WHAT YOU HAVE TO DO » Copy out the records in full, word for word, without pictures.

THE INPUT »

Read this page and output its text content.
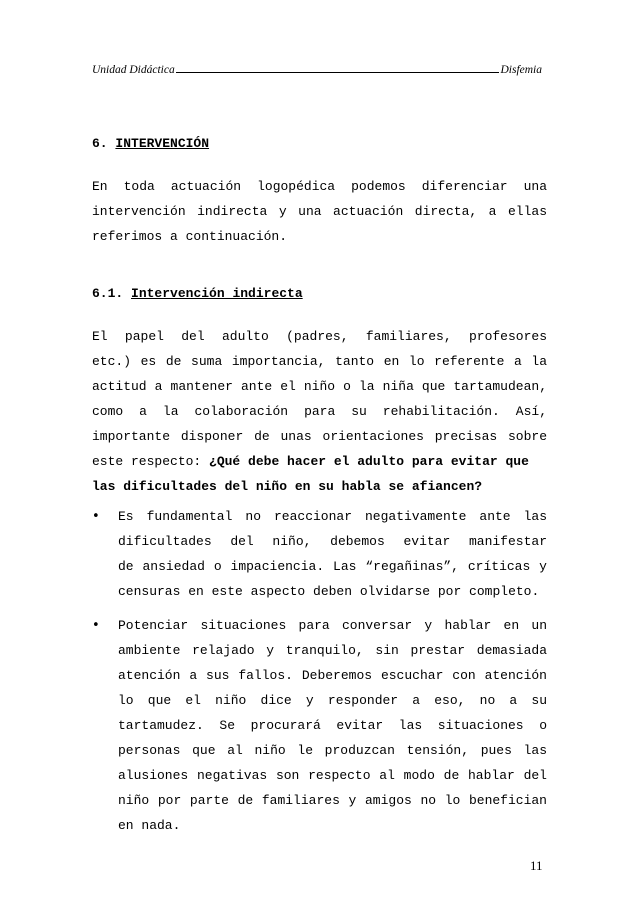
Unidad Didáctica	Disfemia
6. INTERVENCIÓN
En toda actuación logopédica podemos diferenciar una
intervención indirecta y una actuación directa, a ellas
referimos a continuación.
6.1. Intervención indirecta
El papel del adulto (padres, familiares, profesores
etc.) es de suma importancia, tanto en lo referente a la
actitud a mantener ante el niño o la niña que tartamudean,
como a la colaboración para su rehabilitación. Así,
importante disponer de unas orientaciones precisas sobre
este respecto: ¿Qué debe hacer el adulto para evitar que
las dificultades del niño en su habla se afiancen?
•	Es fundamental no reaccionar negativamente ante las
dificultades del niño, debemos evitar manifestar
de ansiedad o impaciencia. Las “regañinas”, críticas y
censuras en este aspecto deben olvidarse por completo.
•	Potenciar situaciones para conversar y hablar en un
ambiente relajado y tranquilo, sin prestar demasiada
atención a sus fallos. Deberemos escuchar con atención
lo que el niño dice y responder a eso, no a su
tartamudez. Se procurará evitar las situaciones o
personas que al niño le produzcan tensión, pues las
alusiones negativas son respecto al modo de hablar del
niño por parte de familiares y amigos no lo benefician
en nada.
11
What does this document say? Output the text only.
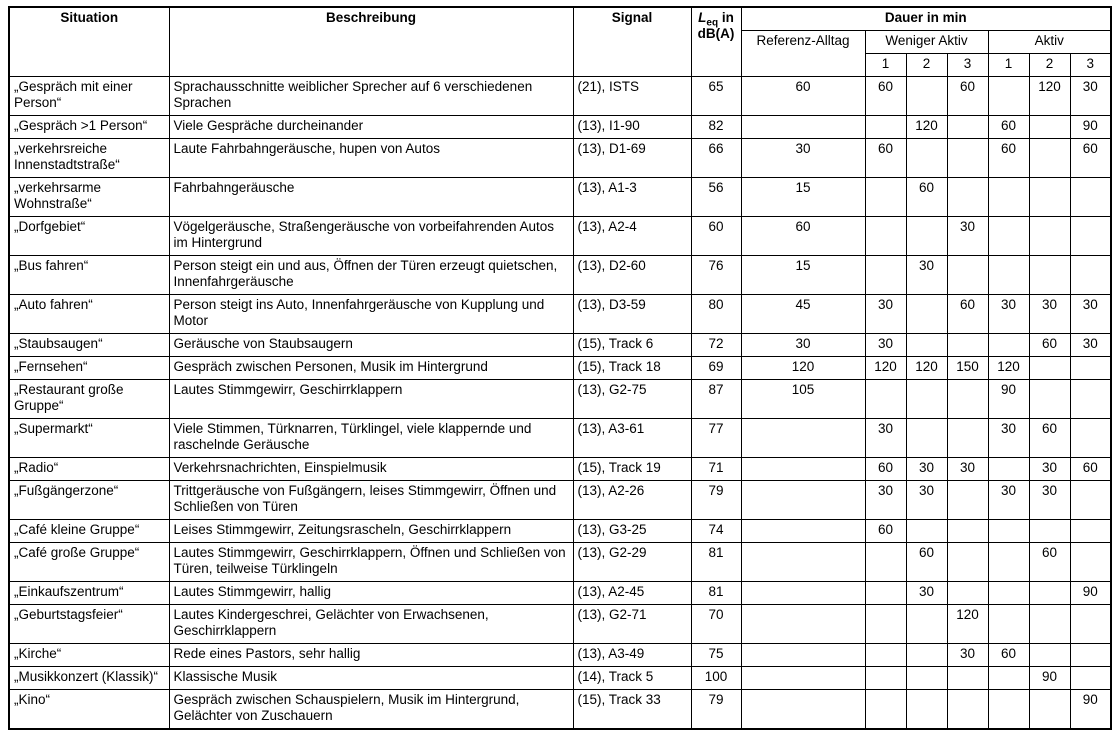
Situation	Beschreibung	Signal	$L_{eq}$ in
dB(A)	Dauer in min						
				Referenz-Alltag	Weniger Aktiv			Aktiv		
					1	2	3	1	2	3
„Gespräch mit einer Person“	Sprachausschnitte weiblicher Sprecher auf 6 verschiedenen Sprachen	(21), ISTS	65	60	60		60		120	30
„Gespräch >1 Person“	Viele Gespräche durcheinander	(13), I1-90	82			120		60		90
„verkehrsreiche Innenstadtstraße“	Laute Fahrbahngeräusche, hupen von Autos	(13), D1-69	66	30	60			60		60
„verkehrsarme Wohnstraße“	Fahrbahngeräusche	(13), A1-3	56	15		60				
„Dorfgebiet“	Vögelgeräusche, Straßengeräusche von vorbeifahrenden Autos im Hintergrund	(13), A2-4	60	60			30			
„Bus fahren“	Person steigt ein und aus, Öffnen der Türen erzeugt quietschen, Innenfahrgeräusche	(13), D2-60	76	15		30				
„Auto fahren“	Person steigt ins Auto, Innenfahrgeräusche von Kupplung und Motor	(13), D3-59	80	45	30		60	30	30	30
„Staubsaugen“	Geräusche von Staubsaugern	(15), Track 6	72	30	30				60	30
„Fernsehen“	Gespräch zwischen Personen, Musik im Hintergrund	(15), Track 18	69	120	120	120	150	120		
„Restaurant große Gruppe“	Lautes Stimmgewirr, Geschirrklappern	(13), G2-75	87	105				90		
„Supermarkt“	Viele Stimmen, Türknarren, Türklingel, viele klappernde und raschelnde Geräusche	(13), A3-61	77		30			30	60	
„Radio“	Verkehrsnachrichten, Einspielmusik	(15), Track 19	71		60	30	30		30	60
„Fußgängerzone“	Trittgeräusche von Fußgängern, leises Stimmgewirr, Öffnen und Schließen von Türen	(13), A2-26	79		30	30		30	30	
„Café kleine Gruppe“	Leises Stimmgewirr, Zeitungsrascheln, Geschirrklappern	(13), G3-25	74		60					
„Café große Gruppe“	Lautes Stimmgewirr, Geschirrklappern, Öffnen und Schließen von Türen, teilweise Türklingeln	(13), G2-29	81			60			60	
„Einkaufszentrum“	Lautes Stimmgewirr, hallig	(13), A2-45	81			30				90
„Geburtstagsfeier“	Lautes Kindergeschrei, Gelächter von Erwachsenen, Geschirrklappern	(13), G2-71	70				120			
„Kirche“	Rede eines Pastors, sehr hallig	(13), A3-49	75				30	60		
„Musikkonzert (Klassik)“	Klassische Musik	(14), Track 5	100						90	
„Kino“	Gespräch zwischen Schauspielern, Musik im Hintergrund, Gelächter von Zuschauern	(15), Track 33	79							90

EXERCISE ANSWER »
Read this page and output its text content.
Unidad Didáctica	Disfemia
6. INTERVENCIÓN
En toda actuación logopédica podemos diferenciar una
intervención indirecta y una actuación directa, a ellas
referimos a continuación.
6.1. Intervención indirecta
El papel del adulto (padres, familiares, profesores
etc.) es de suma importancia, tanto en lo referente a la
actitud a mantener ante el niño o la niña que tartamudean,
como a la colaboración para su rehabilitación. Así,
importante disponer de unas orientaciones precisas sobre
este respecto: ¿Qué debe hacer el adulto para evitar que
las dificultades del niño en su habla se afiancen?
•	Es fundamental no reaccionar negativamente ante las
dificultades del niño, debemos evitar manifestar
de ansiedad o impaciencia. Las “regañinas”, críticas y
censuras en este aspecto deben olvidarse por completo.
•	Potenciar situaciones para conversar y hablar en un
ambiente relajado y tranquilo, sin prestar demasiada
atención a sus fallos. Deberemos escuchar con atención
lo que el niño dice y responder a eso, no a su
tartamudez. Se procurará evitar las situaciones o
personas que al niño le produzcan tensión, pues las
alusiones negativas son respecto al modo de hablar del
niño por parte de familiares y amigos no lo benefician
en nada.
11
What does this document say? Output the text only.
Situation	Beschreibung	Signal	$L_{eq}$ in
dB(A)	Dauer in min						
				Referenz-Alltag	Weniger Aktiv			Aktiv		
					1	2	3	1	2	3
„Gespräch mit einer Person“	Sprachausschnitte weiblicher Sprecher auf 6 verschiedenen Sprachen	(21), ISTS	65	60	60		60		120	30
„Gespräch >1 Person“	Viele Gespräche durcheinander	(13), I1-90	82			120		60		90
„verkehrsreiche Innenstadtstraße“	Laute Fahrbahngeräusche, hupen von Autos	(13), D1-69	66	30	60			60		60
„verkehrsarme Wohnstraße“	Fahrbahngeräusche	(13), A1-3	56	15		60				
„Dorfgebiet“	Vögelgeräusche, Straßengeräusche von vorbeifahrenden Autos im Hintergrund	(13), A2-4	60	60			30			
„Bus fahren“	Person steigt ein und aus, Öffnen der Türen erzeugt quietschen, Innenfahrgeräusche	(13), D2-60	76	15		30				
„Auto fahren“	Person steigt ins Auto, Innenfahrgeräusche von Kupplung und Motor	(13), D3-59	80	45	30		60	30	30	30
„Staubsaugen“	Geräusche von Staubsaugern	(15), Track 6	72	30	30				60	30
„Fernsehen“	Gespräch zwischen Personen, Musik im Hintergrund	(15), Track 18	69	120	120	120	150	120		
„Restaurant große Gruppe“	Lautes Stimmgewirr, Geschirrklappern	(13), G2-75	87	105				90		
„Supermarkt“	Viele Stimmen, Türknarren, Türklingel, viele klappernde und raschelnde Geräusche	(13), A3-61	77		30			30	60	
„Radio“	Verkehrsnachrichten, Einspielmusik	(15), Track 19	71		60	30	30		30	60
„Fußgängerzone“	Trittgeräusche von Fußgängern, leises Stimmgewirr, Öffnen und Schließen von Türen	(13), A2-26	79		30	30		30	30	
„Café kleine Gruppe“	Leises Stimmgewirr, Zeitungsrascheln, Geschirrklappern	(13), G3-25	74		60					
„Café große Gruppe“	Lautes Stimmgewirr, Geschirrklappern, Öffnen und Schließen von Türen, teilweise Türklingeln	(13), G2-29	81			60			60	
„Einkaufszentrum“	Lautes Stimmgewirr, hallig	(13), A2-45	81			30				90
„Geburtstagsfeier“	Lautes Kindergeschrei, Gelächter von Erwachsenen, Geschirrklappern	(13), G2-71	70				120			
„Kirche“	Rede eines Pastors, sehr hallig	(13), A3-49	75				30	60		
„Musikkonzert (Klassik)“	Klassische Musik	(14), Track 5	100						90	
„Kino“	Gespräch zwischen Schauspielern, Musik im Hintergrund, Gelächter von Zuschauern	(15), Track 33	79							90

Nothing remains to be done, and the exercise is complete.